Your task is to repeat the entries word for word while leaving out the pictures.
— start of MATERIAL —
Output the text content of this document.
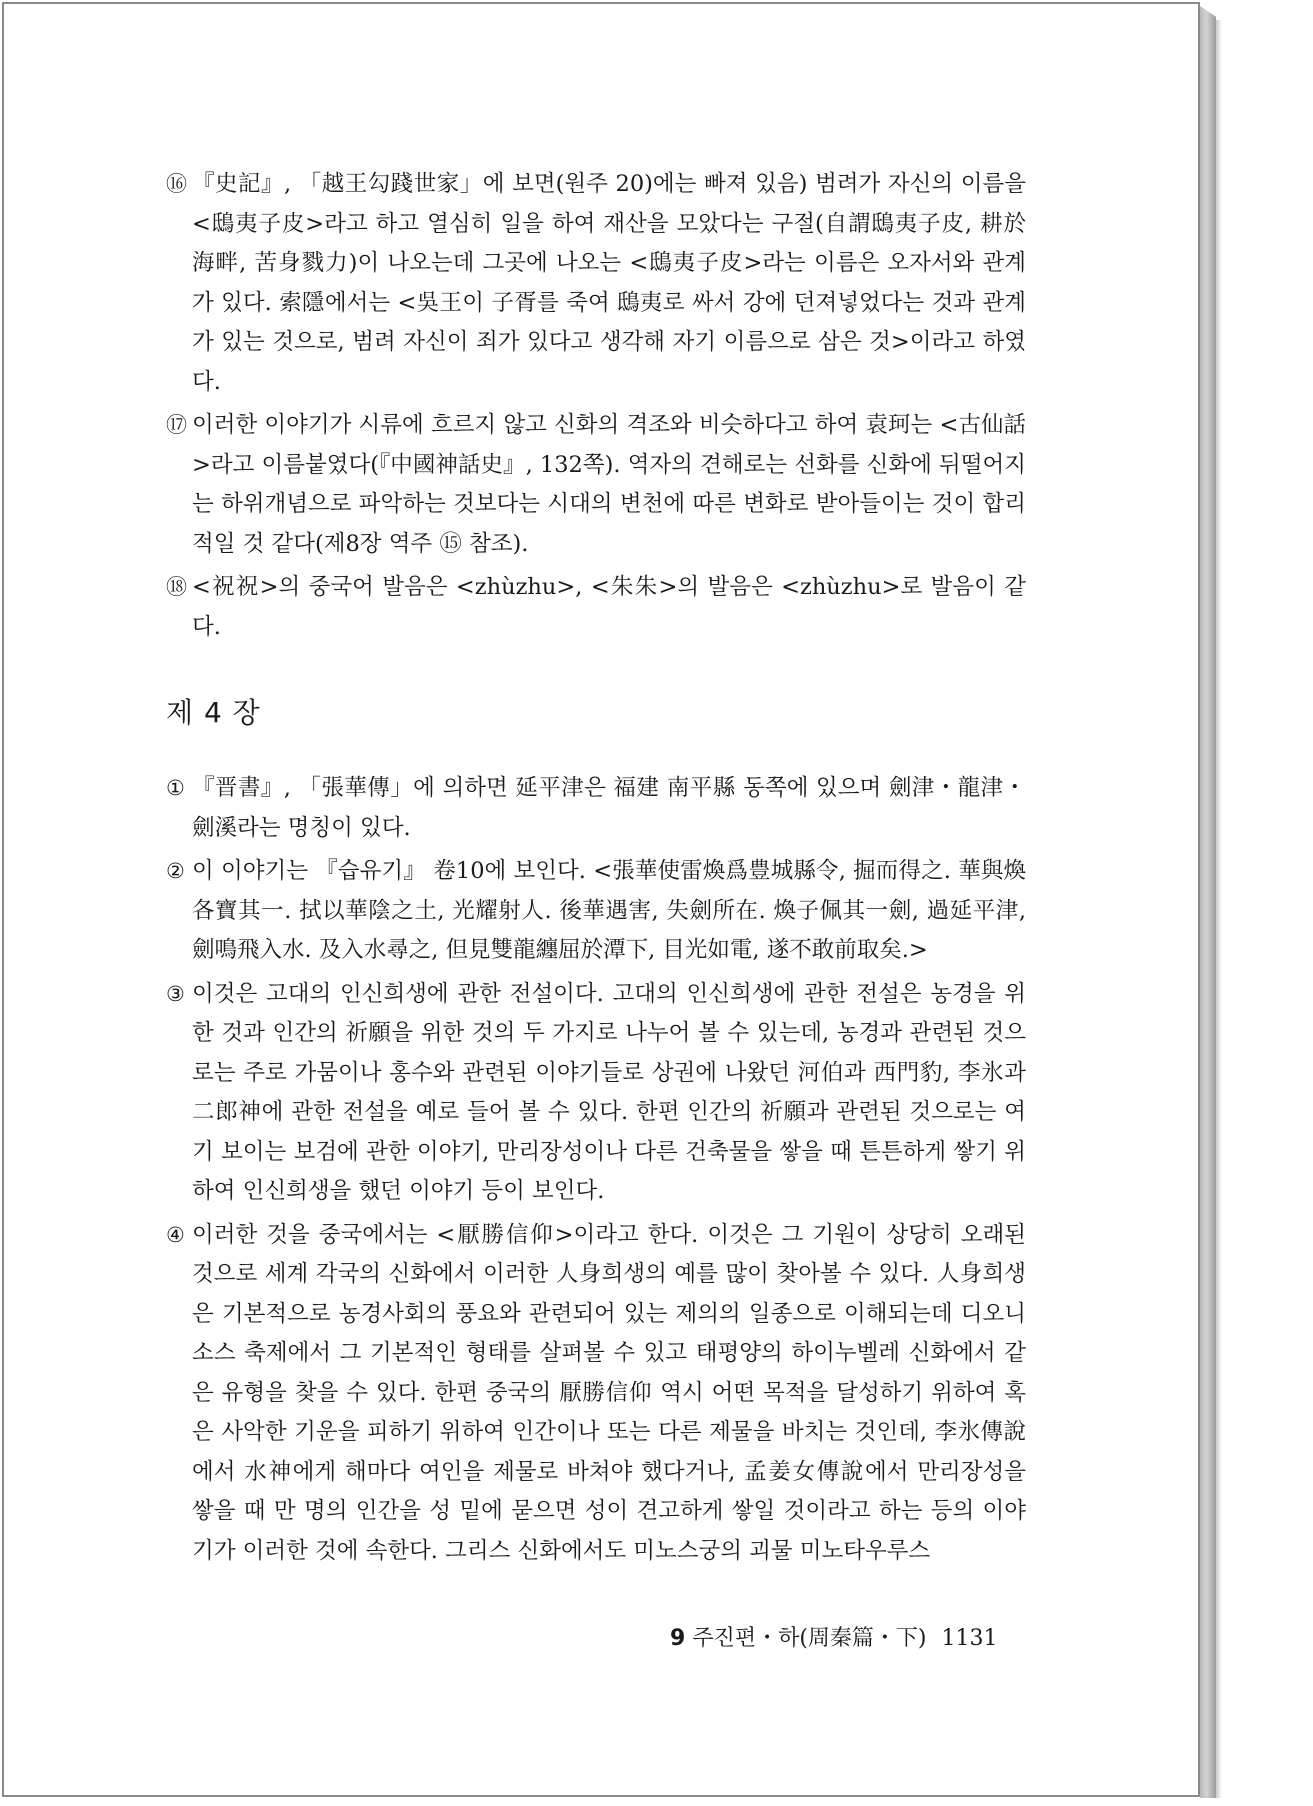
⑯ 『史記』, 「越王勾踐世家」에 보면(원주 20)에는 빠져 있음) 범려가 자신의 이름을 <鴟夷子皮>라고 하고 열심히 일을 하여 재산을 모았다는 구절(自謂鴟夷子皮, 耕於海畔, 苦身戮力)이 나오는데 그곳에 나오는 <鴟夷子皮>라는 이름은 오자서와 관계가 있다. 索隱에서는 <吳王이 子胥를 죽여 鴟夷로 싸서 강에 던져넣었다는 것과 관계가 있는 것으로, 범려 자신이 죄가 있다고 생각해 자기 이름으로 삼은 것>이라고 하였다.
⑰ 이러한 이야기가 시류에 흐르지 않고 신화의 격조와 비슷하다고 하여 袁珂는 <古仙話>라고 이름붙였다(『中國神話史』, 132쪽). 역자의 견해로는 선화를 신화에 뒤떨어지는 하위개념으로 파악하는 것보다는 시대의 변천에 따른 변화로 받아들이는 것이 합리적일 것 같다(제8장 역주 ⑮ 참조).
⑱ <祝祝>의 중국어 발음은 <zhùzhu>, <朱朱>의 발음은 <zhùzhu>로 발음이 같다.
제 4 장
① 『晋書』, 「張華傳」에 의하면 延平津은 福建 南平縣 동쪽에 있으며 劍津・龍津・劍溪라는 명칭이 있다.
② 이 이야기는 『습유기』 卷10에 보인다. <張華使雷煥爲豊城縣令, 掘而得之. 華與煥各寶其一. 拭以華陰之土, 光耀射人. 後華遇害, 失劍所在. 煥子佩其一劍, 過延平津, 劍鳴飛入水. 及入水尋之, 但見雙龍纏屈於潭下, 目光如電, 遂不敢前取矣.>
③ 이것은 고대의 인신희생에 관한 전설이다. 고대의 인신희생에 관한 전설은 농경을 위한 것과 인간의 祈願을 위한 것의 두 가지로 나누어 볼 수 있는데, 농경과 관련된 것으로는 주로 가뭄이나 홍수와 관련된 이야기들로 상권에 나왔던 河伯과 西門豹, 李氷과 二郎神에 관한 전설을 예로 들어 볼 수 있다. 한편 인간의 祈願과 관련된 것으로는 여기 보이는 보검에 관한 이야기, 만리장성이나 다른 건축물을 쌓을 때 튼튼하게 쌓기 위하여 인신희생을 했던 이야기 등이 보인다.
④ 이러한 것을 중국에서는 <厭勝信仰>이라고 한다. 이것은 그 기원이 상당히 오래된 것으로 세계 각국의 신화에서 이러한 人身희생의 예를 많이 찾아볼 수 있다. 人身희생은 기본적으로 농경사회의 풍요와 관련되어 있는 제의의 일종으로 이해되는데 디오니소스 축제에서 그 기본적인 형태를 살펴볼 수 있고 태평양의 하이누벨레 신화에서 같은 유형을 찾을 수 있다. 한편 중국의 厭勝信仰 역시 어떤 목적을 달성하기 위하여 혹은 사악한 기운을 피하기 위하여 인간이나 또는 다른 제물을 바치는 것인데, 李氷傳說에서 水神에게 해마다 여인을 제물로 바쳐야 했다거나, 孟姜女傳說에서 만리장성을 쌓을 때 만 명의 인간을 성 밑에 묻으면 성이 견고하게 쌓일 것이라고 하는 등의 이야기가 이러한 것에 속한다. 그리스 신화에서도 미노스궁의 괴물 미노타우루스
9 주진편・하(周秦篇・下) 1131
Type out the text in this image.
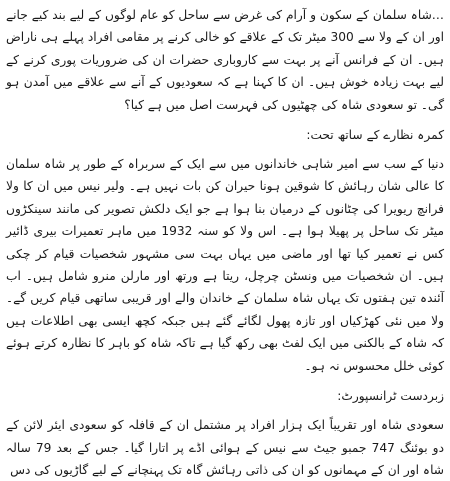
…شاہ سلمان کے سکون و آرام کی غرض سے ساحل کو عام لوگوں کے لیے بند کیے جانے اور ان کے ولا سے 300 میٹر تک کے علاقے کو خالی کرنے پر مقامی افراد پہلے ہی ناراض ہیں۔ ان کے فرانس آنے پر بہت سے کاروباری حضرات ان کی ضروریات پوری کرنے کے لیے بہت زیادہ خوش ہیں۔ ان کا کہنا ہے کہ سعودیوں کے آنے سے علاقے میں آمدن ہو گی۔ تو سعودی شاہ کی چھٹیوں کی فہرست اصل میں ہے کیا؟

کمرہ نظارے کے ساتھ تحت:

دنیا کے سب سے امیر شاہی خاندانوں میں سے ایک کے سربراہ کے طور پر شاہ سلمان کا عالی شان رہائش کا شوقین ہونا حیران کن بات نہیں ہے۔ ولیر نیس میں ان کا ولا فرانچ ریویرا کی چٹانوں کے درمیان بنا ہوا ہے جو ایک دلکش تصویر کی مانند سینکڑوں میٹر تک ساحل پر پھیلا ہوا ہے۔ اس ولا کو سنہ 1932 میں ماہر تعمیرات بیری ڈائیر کس نے تعمیر کیا تھا اور ماضی میں یہاں بہت سی مشہور شخصیات قیام کر چکی ہیں۔ ان شخصیات میں ونسٹن چرچل، ریتا ہے ورتھ اور مارلن منرو شامل ہیں۔ اب آئندہ تین ہفتوں تک یہاں شاہ سلمان کے خاندان والے اور قریبی ساتھی قیام کریں گے۔ ولا میں نئی کھڑکیاں اور تازہ پھول لگائے گئے ہیں جبکہ کچھ ایسی بھی اطلاعات ہیں کہ شاہ کے بالکنی میں ایک لفٹ بھی رکھ گیا ہے تاکہ شاہ کو باہر کا نظارہ کرتے ہوئے کوئی خلل محسوس نہ ہو۔

زبردست ٹرانسپورٹ:

سعودی شاہ اور تقریباً ایک ہزار افراد پر مشتمل ان کے قافلہ کو سعودی ایئر لائن کے دو بوئنگ 747 جمبو جیٹ سے نیس کے ہوائی اڈے پر اتارا گیا۔ جس کے بعد 79 سالہ شاہ اور ان کے مہمانوں کو ان کی ذاتی رہائش گاہ تک پہنچانے کے لیے گاڑیوں کی دس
— end of MATERIAL —
#### [SOLUTION TO THE PROBLEM]
Output the text content of this document.
⑯ 『史記』, 「越王勾踐世家」에 보면(원주 20)에는 빠져 있음) 범려가 자신의 이름을 <鴟夷子皮>라고 하고 열심히 일을 하여 재산을 모았다는 구절(自謂鴟夷子皮, 耕於海畔, 苦身戮力)이 나오는데 그곳에 나오는 <鴟夷子皮>라는 이름은 오자서와 관계가 있다. 索隱에서는 <吳王이 子胥를 죽여 鴟夷로 싸서 강에 던져넣었다는 것과 관계가 있는 것으로, 범려 자신이 죄가 있다고 생각해 자기 이름으로 삼은 것>이라고 하였다.
⑰ 이러한 이야기가 시류에 흐르지 않고 신화의 격조와 비슷하다고 하여 袁珂는 <古仙話>라고 이름붙였다(『中國神話史』, 132쪽). 역자의 견해로는 선화를 신화에 뒤떨어지는 하위개념으로 파악하는 것보다는 시대의 변천에 따른 변화로 받아들이는 것이 합리적일 것 같다(제8장 역주 ⑮ 참조).
⑱ <祝祝>의 중국어 발음은 <zhùzhu>, <朱朱>의 발음은 <zhùzhu>로 발음이 같다.
제 4 장
① 『晋書』, 「張華傳」에 의하면 延平津은 福建 南平縣 동쪽에 있으며 劍津・龍津・劍溪라는 명칭이 있다.
② 이 이야기는 『습유기』 卷10에 보인다. <張華使雷煥爲豊城縣令, 掘而得之. 華與煥各寶其一. 拭以華陰之土, 光耀射人. 後華遇害, 失劍所在. 煥子佩其一劍, 過延平津, 劍鳴飛入水. 及入水尋之, 但見雙龍纏屈於潭下, 目光如電, 遂不敢前取矣.>
③ 이것은 고대의 인신희생에 관한 전설이다. 고대의 인신희생에 관한 전설은 농경을 위한 것과 인간의 祈願을 위한 것의 두 가지로 나누어 볼 수 있는데, 농경과 관련된 것으로는 주로 가뭄이나 홍수와 관련된 이야기들로 상권에 나왔던 河伯과 西門豹, 李氷과 二郎神에 관한 전설을 예로 들어 볼 수 있다. 한편 인간의 祈願과 관련된 것으로는 여기 보이는 보검에 관한 이야기, 만리장성이나 다른 건축물을 쌓을 때 튼튼하게 쌓기 위하여 인신희생을 했던 이야기 등이 보인다.
④ 이러한 것을 중국에서는 <厭勝信仰>이라고 한다. 이것은 그 기원이 상당히 오래된 것으로 세계 각국의 신화에서 이러한 人身희생의 예를 많이 찾아볼 수 있다. 人身희생은 기본적으로 농경사회의 풍요와 관련되어 있는 제의의 일종으로 이해되는데 디오니소스 축제에서 그 기본적인 형태를 살펴볼 수 있고 태평양의 하이누벨레 신화에서 같은 유형을 찾을 수 있다. 한편 중국의 厭勝信仰 역시 어떤 목적을 달성하기 위하여 혹은 사악한 기운을 피하기 위하여 인간이나 또는 다른 제물을 바치는 것인데, 李氷傳說에서 水神에게 해마다 여인을 제물로 바쳐야 했다거나, 孟姜女傳說에서 만리장성을 쌓을 때 만 명의 인간을 성 밑에 묻으면 성이 견고하게 쌓일 것이라고 하는 등의 이야기가 이러한 것에 속한다. 그리스 신화에서도 미노스궁의 괴물 미노타우루스
9 주진편・하(周秦篇・下) 1131
Type out the text in this image.
…شاہ سلمان کے سکون و آرام کی غرض سے ساحل کو عام لوگوں کے لیے بند کیے جانے اور ان کے ولا سے 300 میٹر تک کے علاقے کو خالی کرنے پر مقامی افراد پہلے ہی ناراض ہیں۔ ان کے فرانس آنے پر بہت سے کاروباری حضرات ان کی ضروریات پوری کرنے کے لیے بہت زیادہ خوش ہیں۔ ان کا کہنا ہے کہ سعودیوں کے آنے سے علاقے میں آمدن ہو گی۔ تو سعودی شاہ کی چھٹیوں کی فہرست اصل میں ہے کیا؟

کمرہ نظارے کے ساتھ تحت:

دنیا کے سب سے امیر شاہی خاندانوں میں سے ایک کے سربراہ کے طور پر شاہ سلمان کا عالی شان رہائش کا شوقین ہونا حیران کن بات نہیں ہے۔ ولیر نیس میں ان کا ولا فرانچ ریویرا کی چٹانوں کے درمیان بنا ہوا ہے جو ایک دلکش تصویر کی مانند سینکڑوں میٹر تک ساحل پر پھیلا ہوا ہے۔ اس ولا کو سنہ 1932 میں ماہر تعمیرات بیری ڈائیر کس نے تعمیر کیا تھا اور ماضی میں یہاں بہت سی مشہور شخصیات قیام کر چکی ہیں۔ ان شخصیات میں ونسٹن چرچل، ریتا ہے ورتھ اور مارلن منرو شامل ہیں۔ اب آئندہ تین ہفتوں تک یہاں شاہ سلمان کے خاندان والے اور قریبی ساتھی قیام کریں گے۔ ولا میں نئی کھڑکیاں اور تازہ پھول لگائے گئے ہیں جبکہ کچھ ایسی بھی اطلاعات ہیں کہ شاہ کے بالکنی میں ایک لفٹ بھی رکھ گیا ہے تاکہ شاہ کو باہر کا نظارہ کرتے ہوئے کوئی خلل محسوس نہ ہو۔

زبردست ٹرانسپورٹ:

سعودی شاہ اور تقریباً ایک ہزار افراد پر مشتمل ان کے قافلہ کو سعودی ایئر لائن کے دو بوئنگ 747 جمبو جیٹ سے نیس کے ہوائی اڈے پر اتارا گیا۔ جس کے بعد 79 سالہ شاہ اور ان کے مہمانوں کو ان کی ذاتی رہائش گاہ تک پہنچانے کے لیے گاڑیوں کی دس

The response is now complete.